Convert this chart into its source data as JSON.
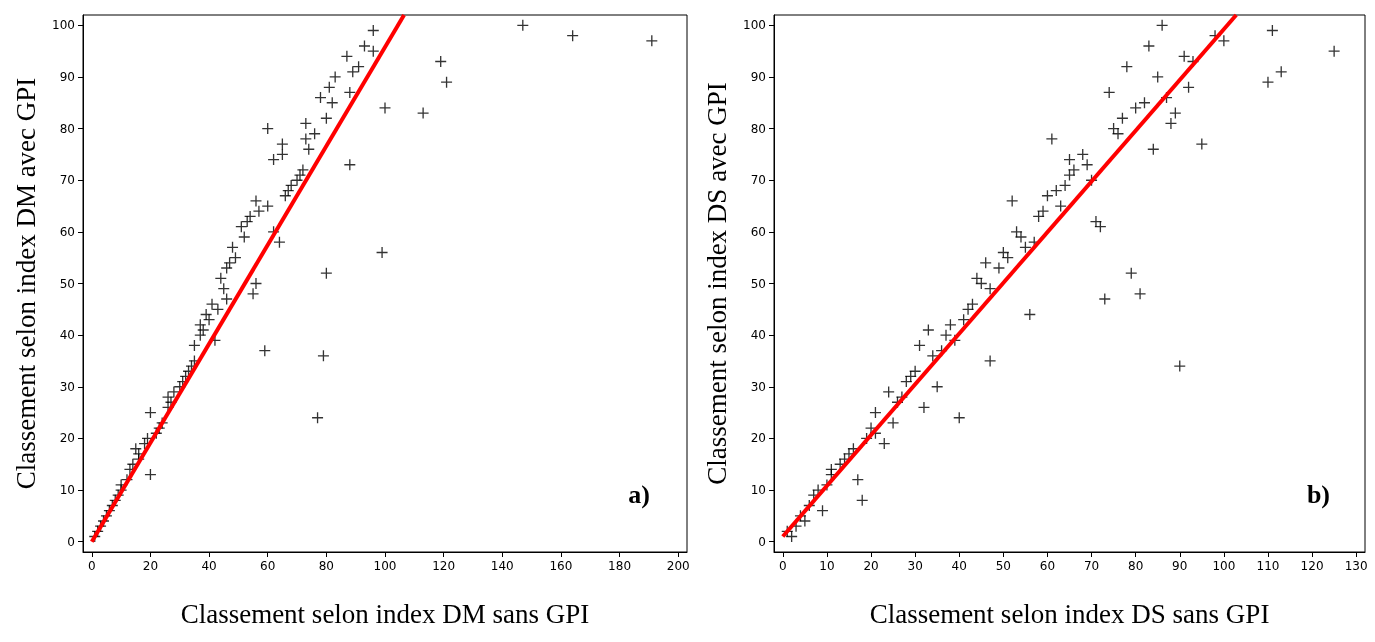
{
  "chart_data": [
    {
      "type": "scatter",
      "xlabel": "Classement selon index DM sans GPI",
      "ylabel": "Classement selon index DM avec GPI",
      "annotations": [
        "a)"
      ],
      "xlim": [
        -3,
        203
      ],
      "ylim": [
        -2,
        102
      ],
      "xticks": [
        0,
        20,
        40,
        60,
        80,
        100,
        120,
        140,
        160,
        180,
        200
      ],
      "yticks": [
        0,
        10,
        20,
        30,
        40,
        50,
        60,
        70,
        80,
        90,
        100
      ],
      "grid": false,
      "series": [
        {
          "marker": "cross",
          "color": "#000000",
          "x": [
            1,
            2,
            3,
            4,
            5,
            6,
            7,
            8,
            9,
            10,
            10,
            12,
            20,
            13,
            14,
            16,
            16,
            15,
            18,
            19,
            22,
            23,
            24,
            77,
            20,
            26,
            27,
            26,
            28,
            30,
            31,
            32,
            33,
            34,
            35,
            79,
            59,
            35,
            42,
            37,
            38,
            37,
            40,
            39,
            43,
            41,
            46,
            55,
            45,
            56,
            44,
            80,
            46,
            47,
            49,
            99,
            48,
            64,
            52,
            62,
            51,
            53,
            54,
            57,
            60,
            56,
            66,
            67,
            68,
            70,
            71,
            72,
            88,
            62,
            65,
            74,
            65,
            73,
            76,
            60,
            73,
            80,
            113,
            100,
            82,
            78,
            88,
            81,
            121,
            83,
            89,
            91,
            119,
            87,
            96,
            93,
            191,
            164,
            96,
            147
          ],
          "values": [
            1,
            2,
            3,
            4,
            5,
            6,
            7,
            8,
            9,
            10,
            11,
            12,
            13,
            14,
            15,
            16,
            17,
            18,
            19,
            20,
            21,
            22,
            23,
            24,
            25,
            26,
            27,
            28,
            29,
            30,
            31,
            32,
            33,
            34,
            35,
            36,
            37,
            38,
            39,
            40,
            41,
            42,
            43,
            44,
            45,
            46,
            47,
            48,
            49,
            50,
            51,
            52,
            53,
            54,
            55,
            56,
            57,
            58,
            59,
            60,
            61,
            62,
            63,
            64,
            65,
            66,
            67,
            68,
            69,
            70,
            71,
            72,
            73,
            74,
            75,
            76,
            77,
            78,
            79,
            80,
            81,
            82,
            83,
            84,
            85,
            86,
            87,
            88,
            89,
            90,
            91,
            92,
            93,
            94,
            95,
            96,
            97,
            98,
            99,
            100
          ]
        },
        {
          "type": "line",
          "marker": "none",
          "color": "#ff0000",
          "x": [
            0,
            106.5
          ],
          "values": [
            0,
            102
          ]
        }
      ]
    },
    {
      "type": "scatter",
      "xlabel": "Classement selon index DS sans GPI",
      "ylabel": "Classement selon index DS avec GPI",
      "annotations": [
        "b)"
      ],
      "xlim": [
        -2,
        132
      ],
      "ylim": [
        -2,
        102
      ],
      "xticks": [
        0,
        10,
        20,
        30,
        40,
        50,
        60,
        70,
        80,
        90,
        100,
        110,
        120,
        130
      ],
      "yticks": [
        0,
        10,
        20,
        30,
        40,
        50,
        60,
        70,
        80,
        90,
        100
      ],
      "grid": false,
      "series": [
        {
          "marker": "cross",
          "color": "#000000",
          "x": [
            2,
            1,
            3,
            5,
            4,
            9,
            6,
            18,
            7,
            8,
            10,
            17,
            11,
            11,
            13,
            14,
            15,
            16,
            23,
            19,
            21,
            20,
            25,
            40,
            21,
            32,
            26,
            27,
            24,
            35,
            28,
            29,
            30,
            90,
            47,
            34,
            36,
            31,
            39,
            37,
            33,
            38,
            41,
            56,
            42,
            43,
            73,
            81,
            47,
            45,
            44,
            79,
            49,
            46,
            51,
            50,
            55,
            57,
            54,
            53,
            72,
            71,
            58,
            59,
            63,
            52,
            60,
            62,
            64,
            70,
            65,
            66,
            69,
            65,
            68,
            84,
            95,
            61,
            76,
            75,
            88,
            77,
            89,
            80,
            82,
            87,
            74,
            92,
            110,
            85,
            113,
            78,
            93,
            91,
            125,
            83,
            100,
            98,
            111,
            86
          ],
          "values": [
            1,
            2,
            3,
            4,
            5,
            6,
            7,
            8,
            9,
            10,
            11,
            12,
            13,
            14,
            15,
            16,
            17,
            18,
            19,
            20,
            21,
            22,
            23,
            24,
            25,
            26,
            27,
            28,
            29,
            30,
            31,
            32,
            33,
            34,
            35,
            36,
            37,
            38,
            39,
            40,
            41,
            42,
            43,
            44,
            45,
            46,
            47,
            48,
            49,
            50,
            51,
            52,
            53,
            54,
            55,
            56,
            57,
            58,
            59,
            60,
            61,
            62,
            63,
            64,
            65,
            66,
            67,
            68,
            69,
            70,
            71,
            72,
            73,
            74,
            75,
            76,
            77,
            78,
            79,
            80,
            81,
            82,
            83,
            84,
            85,
            86,
            87,
            88,
            89,
            90,
            91,
            92,
            93,
            94,
            95,
            96,
            97,
            98,
            99,
            100
          ]
        },
        {
          "type": "line",
          "marker": "none",
          "color": "#ff0000",
          "x": [
            0,
            102.8
          ],
          "values": [
            1,
            102
          ]
        }
      ]
    }
  ]
}
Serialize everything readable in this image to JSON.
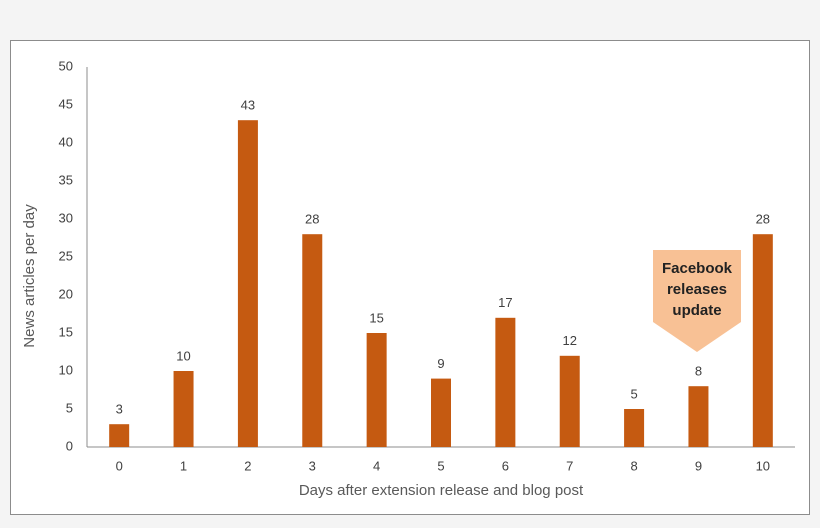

____________________

> Description of the task:
Scan the records above, count the lines with "selon" in them, and give only the number.

> Exercise answer:
4